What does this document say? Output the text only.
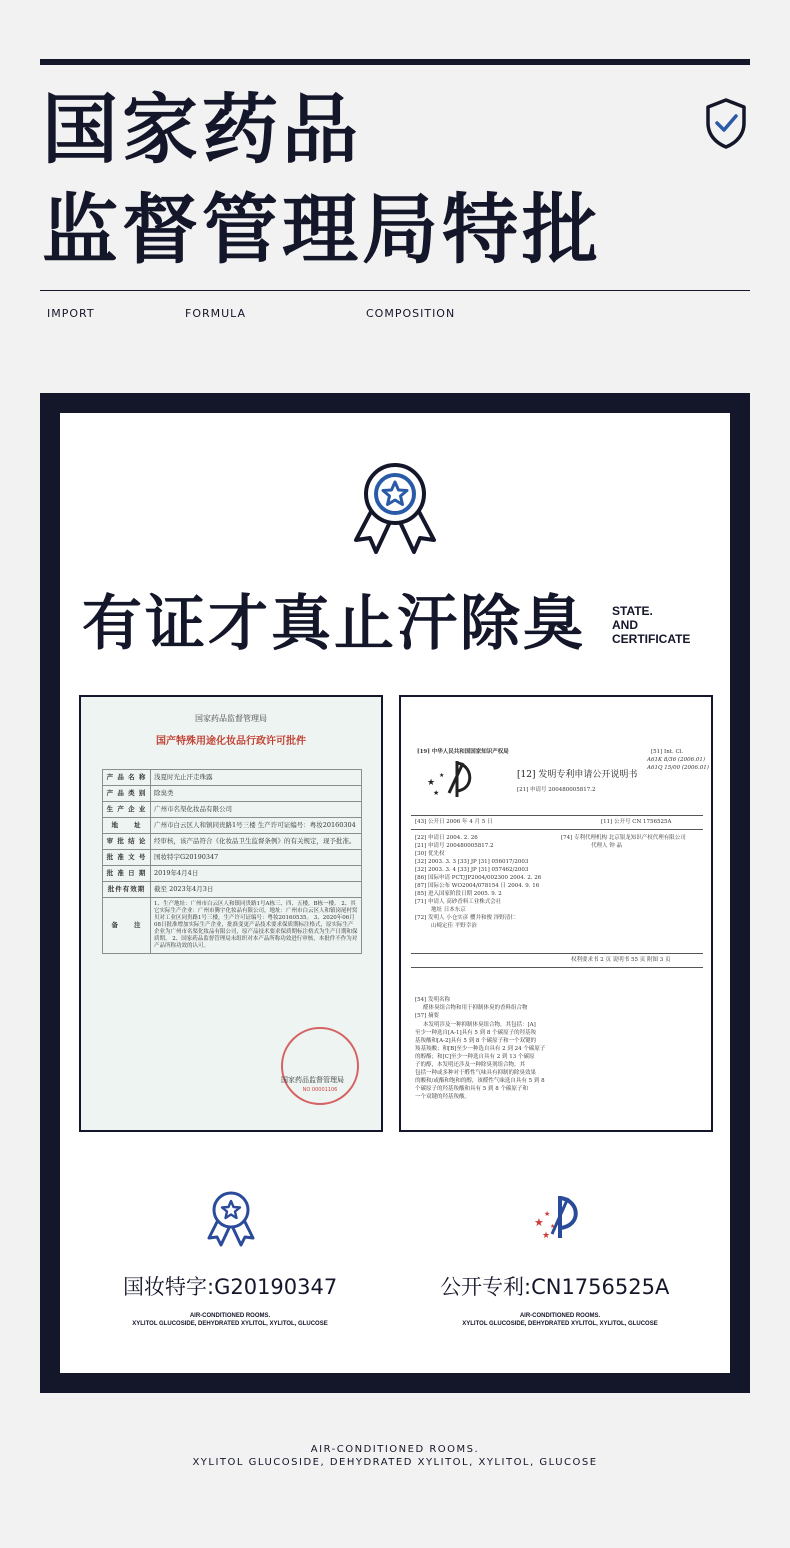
国家药品
监督管理局特批
IMPORT	FORMULA	COMPOSITION
有证才真止汗除臭 STATE.
AND
CERTIFICATE
国家药品监督管理局
国产特殊用途化妆品行政许可批件
产 品 名 称	浅夏时光止汗走珠露
产 品 类 别	除臭类
生 产 企 业	广州市名渠化妆品有限公司
地　　址	广州市白云区人和镇同贵路1号三楼 生产许可证编号：粤妆20160304
审 批 结 论	经审核，该产品符合《化妆品卫生监督条例》的有关规定，现予批准。
批 准 文 号	国妆特字G20190347
批 准 日 期	2019年4月4日
批件有效期	截至 2023年4月3日
备　　注	1、生产地址：广州市白云区人和镇同贵路1号A栋三、四、五楼，B栋一楼。 2、其它实际生产企业：广州市腾宇化妆品有限公司，地址：广州市白云区人和镇岗尾村窝贝对工业区同贵路1号三楼，生产许可证编号：粤妆20160535。 3、2020年06月08日批准增加实际生产企业，批准变更产品技术要求保质期标注格式，原实际生产企业为广州市名渠化妆品有限公司，原产品技术要求保质期标注格式为生产日期和保质期。 2、国家药品监督管理局未组织对本产品所称功效进行审核，本批件不作为对产品所称功效的认可。
NO 00001106
国家药品监督管理局
[19] 中华人民共和国国家知识产权局
★
★
★	[12] 发明专利申请公开说明书
[51] Int. Cl.
A61K 8/36 (2006.01)
A61Q 15/00 (2006.01)
[21] 申请号 200480005817.2
[43] 公开日 2006 年 4 月 5 日	[11] 公开号 CN 1756525A
[22] 申请日 2004. 2. 26
[21] 申请号 200480005817.2
[30] 优先权
[32] 2003. 3. 3 [33] JP [31] 056017/2003
[32] 2003. 3. 4 [33] JP [31] 057462/2003
[86] 国际申请 PCT/JP2004/002300 2004. 2. 26
[87] 国际公布 WO2004/078154 日 2004. 9. 16
[85] 进入国家阶段日期 2005. 9. 2
[71] 申请人 高砂香料工业株式会社
地址 日本东京
[72] 发明人 小仓实彦 樱井和俊 泽野清仁
山崎定佳 平野幸治
[74] 专利代理机构 北京银龙知识产权代理有限公司
代理人 钟 晶
权利要求书 2 页 说明书 55 页 附图 3 页
[54] 发明名称
醛体臭组合物和用于抑制体臭的香料组合物
[57] 摘要
本发明涉及一种抑制体臭组合物，其包括：[A]
至少一种选自[A-1]具有 5 到 8 个碳原子的羟基羧
基羧酸和[A-2]具有 5 到 8 个碳原子和一个双键的
羧基羧酸；和[B]至少一种选自具有 2 到 24 个碳原子
的醇酯；和[C]至少一种选自具有 2 到 13 个碳原
子的醇，本发明还涉及一种除臭剂组合物，其
包括一种或多种对于醛性气味具有抑制的除臭效果
的酸和/或酯和饱和的醇，该醛性气味选自具有 5 到 8
个碳原子的羟基羧酸和具有 5 到 8 个碳原子和
一个双键的羟基羧酸。
★
★
★
★
国妆特字:G20190347	公开专利:CN1756525A
AIR-CONDITIONED ROOMS.
XYLITOL GLUCOSIDE, DEHYDRATED XYLITOL, XYLITOL, GLUCOSE
AIR-CONDITIONED ROOMS.
XYLITOL GLUCOSIDE, DEHYDRATED XYLITOL, XYLITOL, GLUCOSE
AIR-CONDITIONED ROOMS.
XYLITOL GLUCOSIDE, DEHYDRATED XYLITOL, XYLITOL, GLUCOSE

================

__Written exercise__. Leaving the pictures aside, transcribe the entire listing exactly.

__Correct response__.
What does this document say? Output the text only.
国家药品
监督管理局特批
IMPORT	FORMULA	COMPOSITION
有证才真止汗除臭 STATE.
AND
CERTIFICATE
国家药品监督管理局
国产特殊用途化妆品行政许可批件
产 品 名 称	浅夏时光止汗走珠露
产 品 类 别	除臭类
生 产 企 业	广州市名渠化妆品有限公司
地　　址	广州市白云区人和镇同贵路1号三楼 生产许可证编号：粤妆20160304
审 批 结 论	经审核，该产品符合《化妆品卫生监督条例》的有关规定，现予批准。
批 准 文 号	国妆特字G20190347
批 准 日 期	2019年4月4日
批件有效期	截至 2023年4月3日
备　　注	1、生产地址：广州市白云区人和镇同贵路1号A栋三、四、五楼，B栋一楼。 2、其它实际生产企业：广州市腾宇化妆品有限公司，地址：广州市白云区人和镇岗尾村窝贝对工业区同贵路1号三楼，生产许可证编号：粤妆20160535。 3、2020年06月08日批准增加实际生产企业，批准变更产品技术要求保质期标注格式，原实际生产企业为广州市名渠化妆品有限公司，原产品技术要求保质期标注格式为生产日期和保质期。 2、国家药品监督管理局未组织对本产品所称功效进行审核，本批件不作为对产品所称功效的认可。
NO 00001106
国家药品监督管理局
[19] 中华人民共和国国家知识产权局
★
★
★	[12] 发明专利申请公开说明书
[51] Int. Cl.
A61K 8/36 (2006.01)
A61Q 15/00 (2006.01)
[21] 申请号 200480005817.2
[43] 公开日 2006 年 4 月 5 日	[11] 公开号 CN 1756525A
[22] 申请日 2004. 2. 26
[21] 申请号 200480005817.2
[30] 优先权
[32] 2003. 3. 3 [33] JP [31] 056017/2003
[32] 2003. 3. 4 [33] JP [31] 057462/2003
[86] 国际申请 PCT/JP2004/002300 2004. 2. 26
[87] 国际公布 WO2004/078154 日 2004. 9. 16
[85] 进入国家阶段日期 2005. 9. 2
[71] 申请人 高砂香料工业株式会社
地址 日本东京
[72] 发明人 小仓实彦 樱井和俊 泽野清仁
山崎定佳 平野幸治
[74] 专利代理机构 北京银龙知识产权代理有限公司
代理人 钟 晶
权利要求书 2 页 说明书 55 页 附图 3 页
[54] 发明名称
醛体臭组合物和用于抑制体臭的香料组合物
[57] 摘要
本发明涉及一种抑制体臭组合物，其包括：[A]
至少一种选自[A-1]具有 5 到 8 个碳原子的羟基羧
基羧酸和[A-2]具有 5 到 8 个碳原子和一个双键的
羧基羧酸；和[B]至少一种选自具有 2 到 24 个碳原子
的醇酯；和[C]至少一种选自具有 2 到 13 个碳原
子的醇，本发明还涉及一种除臭剂组合物，其
包括一种或多种对于醛性气味具有抑制的除臭效果
的酸和/或酯和饱和的醇，该醛性气味选自具有 5 到 8
个碳原子的羟基羧酸和具有 5 到 8 个碳原子和
一个双键的羟基羧酸。
★
★
★
★
国妆特字:G20190347	公开专利:CN1756525A
AIR-CONDITIONED ROOMS.
XYLITOL GLUCOSIDE, DEHYDRATED XYLITOL, XYLITOL, GLUCOSE
AIR-CONDITIONED ROOMS.
XYLITOL GLUCOSIDE, DEHYDRATED XYLITOL, XYLITOL, GLUCOSE
AIR-CONDITIONED ROOMS.
XYLITOL GLUCOSIDE, DEHYDRATED XYLITOL, XYLITOL, GLUCOSE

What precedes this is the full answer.